TASK STATEMENT: Give a count of the lines below that have the string "Coping" in them, with no other words.
————————
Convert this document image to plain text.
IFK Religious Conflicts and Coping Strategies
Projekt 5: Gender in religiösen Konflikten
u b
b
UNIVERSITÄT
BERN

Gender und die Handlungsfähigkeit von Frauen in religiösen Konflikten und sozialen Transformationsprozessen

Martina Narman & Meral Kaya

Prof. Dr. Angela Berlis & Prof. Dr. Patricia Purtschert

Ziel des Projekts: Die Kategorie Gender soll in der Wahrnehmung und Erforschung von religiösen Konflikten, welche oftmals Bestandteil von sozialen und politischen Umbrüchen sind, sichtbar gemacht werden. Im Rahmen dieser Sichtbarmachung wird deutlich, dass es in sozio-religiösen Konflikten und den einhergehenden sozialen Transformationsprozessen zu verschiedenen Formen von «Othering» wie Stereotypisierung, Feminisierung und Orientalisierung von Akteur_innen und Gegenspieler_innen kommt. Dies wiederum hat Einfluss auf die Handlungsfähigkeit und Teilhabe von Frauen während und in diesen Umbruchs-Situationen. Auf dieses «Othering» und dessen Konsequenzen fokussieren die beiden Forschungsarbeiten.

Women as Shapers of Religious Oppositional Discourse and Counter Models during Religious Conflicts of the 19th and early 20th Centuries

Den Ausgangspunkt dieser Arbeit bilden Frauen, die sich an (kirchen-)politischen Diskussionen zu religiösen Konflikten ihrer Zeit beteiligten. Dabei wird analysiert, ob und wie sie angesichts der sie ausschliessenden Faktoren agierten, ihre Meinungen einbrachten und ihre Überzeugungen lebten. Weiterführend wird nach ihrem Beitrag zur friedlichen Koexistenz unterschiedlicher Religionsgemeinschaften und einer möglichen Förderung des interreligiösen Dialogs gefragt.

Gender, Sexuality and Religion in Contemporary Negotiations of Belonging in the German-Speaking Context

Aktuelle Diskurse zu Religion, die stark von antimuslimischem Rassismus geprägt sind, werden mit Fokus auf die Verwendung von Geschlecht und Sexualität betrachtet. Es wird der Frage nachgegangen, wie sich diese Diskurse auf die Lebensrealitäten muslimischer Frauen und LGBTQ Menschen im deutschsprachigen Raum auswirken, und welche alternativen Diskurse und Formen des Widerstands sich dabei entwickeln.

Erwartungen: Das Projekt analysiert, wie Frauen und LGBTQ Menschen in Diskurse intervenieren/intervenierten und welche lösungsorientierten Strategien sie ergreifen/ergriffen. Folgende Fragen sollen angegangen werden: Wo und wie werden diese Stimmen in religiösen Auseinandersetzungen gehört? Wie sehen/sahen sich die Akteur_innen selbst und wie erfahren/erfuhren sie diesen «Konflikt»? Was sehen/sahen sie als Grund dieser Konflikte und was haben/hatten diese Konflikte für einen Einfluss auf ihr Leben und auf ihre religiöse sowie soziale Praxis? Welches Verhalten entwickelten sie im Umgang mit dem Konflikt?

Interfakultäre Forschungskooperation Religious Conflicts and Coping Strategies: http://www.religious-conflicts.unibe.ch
————————
CORRECT ANSWER: 2